■ **What you will do**: Copy the records below exactly, leaving out every picture.

■ **Dataset records on visual material**:
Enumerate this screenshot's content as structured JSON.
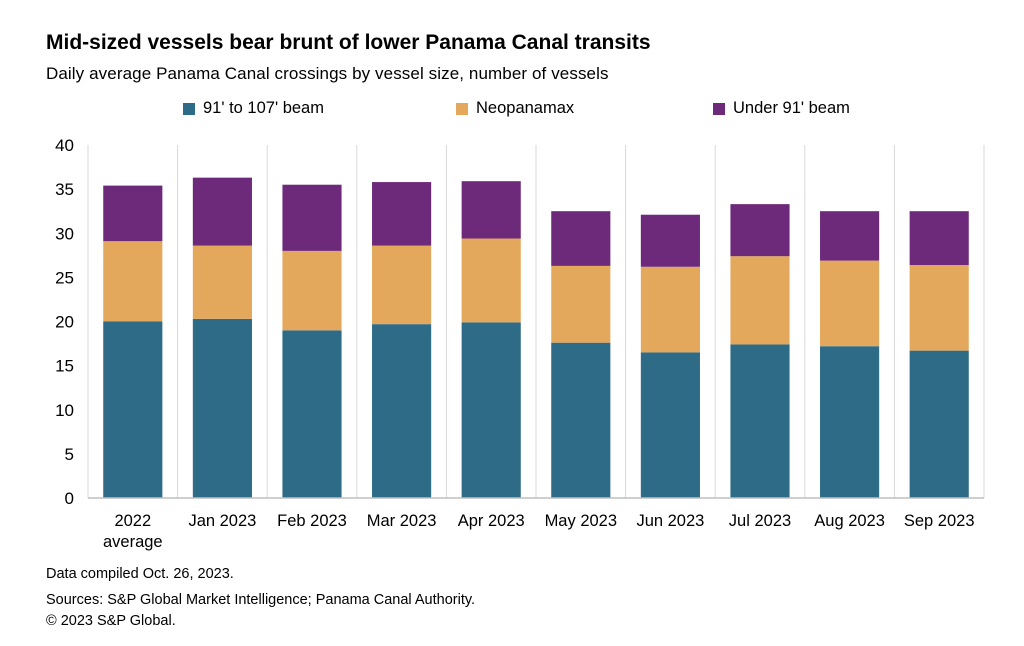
{
  "header": {
    "title": "Mid-sized vessels bear brunt of lower Panama Canal transits",
    "subtitle": "Daily average  Panama  Canal crossings by vessel size, number of vessels"
  },
  "colors": {
    "series_1": "#2e6b87",
    "series_2": "#e4a85c",
    "series_3": "#6e2a7a",
    "grid": "#d9d9d9",
    "axis": "#bfbfbf"
  },
  "chart_data": {
    "type": "bar",
    "stacked": true,
    "categories": [
      [
        "2022",
        "average"
      ],
      [
        "Jan 2023"
      ],
      [
        "Feb 2023"
      ],
      [
        "Mar 2023"
      ],
      [
        "Apr 2023"
      ],
      [
        "May 2023"
      ],
      [
        "Jun 2023"
      ],
      [
        "Jul 2023"
      ],
      [
        "Aug 2023"
      ],
      [
        "Sep 2023"
      ]
    ],
    "series": [
      {
        "name": "91' to 107' beam",
        "values": [
          20.0,
          20.3,
          19.0,
          19.7,
          19.9,
          17.6,
          16.5,
          17.4,
          17.2,
          16.7
        ]
      },
      {
        "name": "Neopanamax",
        "values": [
          9.1,
          8.3,
          9.0,
          8.9,
          9.5,
          8.7,
          9.7,
          10.0,
          9.7,
          9.7
        ]
      },
      {
        "name": "Under 91' beam",
        "values": [
          6.3,
          7.7,
          7.5,
          7.2,
          6.5,
          6.2,
          5.9,
          5.9,
          5.6,
          6.1
        ]
      }
    ],
    "ylim": [
      0,
      40
    ],
    "yticks": [
      0,
      5,
      10,
      15,
      20,
      25,
      30,
      35,
      40
    ],
    "grid": "vertical separators",
    "legend_position": "top"
  },
  "footer": {
    "line1": "Data compiled Oct. 26, 2023.",
    "line2": "Sources: S&P Global Market Intelligence; Panama Canal Authority.",
    "line3": "© 2023 S&P Global."
  }
}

■ **Written response**:
Enumerate this screenshot's content as structured JSON.
{
  "header": {
    "title": "Mid-sized vessels bear brunt of lower Panama Canal transits",
    "subtitle": "Daily average  Panama  Canal crossings by vessel size, number of vessels"
  },
  "colors": {
    "series_1": "#2e6b87",
    "series_2": "#e4a85c",
    "series_3": "#6e2a7a",
    "grid": "#d9d9d9",
    "axis": "#bfbfbf"
  },
  "chart_data": {
    "type": "bar",
    "stacked": true,
    "categories": [
      [
        "2022",
        "average"
      ],
      [
        "Jan 2023"
      ],
      [
        "Feb 2023"
      ],
      [
        "Mar 2023"
      ],
      [
        "Apr 2023"
      ],
      [
        "May 2023"
      ],
      [
        "Jun 2023"
      ],
      [
        "Jul 2023"
      ],
      [
        "Aug 2023"
      ],
      [
        "Sep 2023"
      ]
    ],
    "series": [
      {
        "name": "91' to 107' beam",
        "values": [
          20.0,
          20.3,
          19.0,
          19.7,
          19.9,
          17.6,
          16.5,
          17.4,
          17.2,
          16.7
        ]
      },
      {
        "name": "Neopanamax",
        "values": [
          9.1,
          8.3,
          9.0,
          8.9,
          9.5,
          8.7,
          9.7,
          10.0,
          9.7,
          9.7
        ]
      },
      {
        "name": "Under 91' beam",
        "values": [
          6.3,
          7.7,
          7.5,
          7.2,
          6.5,
          6.2,
          5.9,
          5.9,
          5.6,
          6.1
        ]
      }
    ],
    "ylim": [
      0,
      40
    ],
    "yticks": [
      0,
      5,
      10,
      15,
      20,
      25,
      30,
      35,
      40
    ],
    "grid": "vertical separators",
    "legend_position": "top"
  },
  "footer": {
    "line1": "Data compiled Oct. 26, 2023.",
    "line2": "Sources: S&P Global Market Intelligence; Panama Canal Authority.",
    "line3": "© 2023 S&P Global."
  }
}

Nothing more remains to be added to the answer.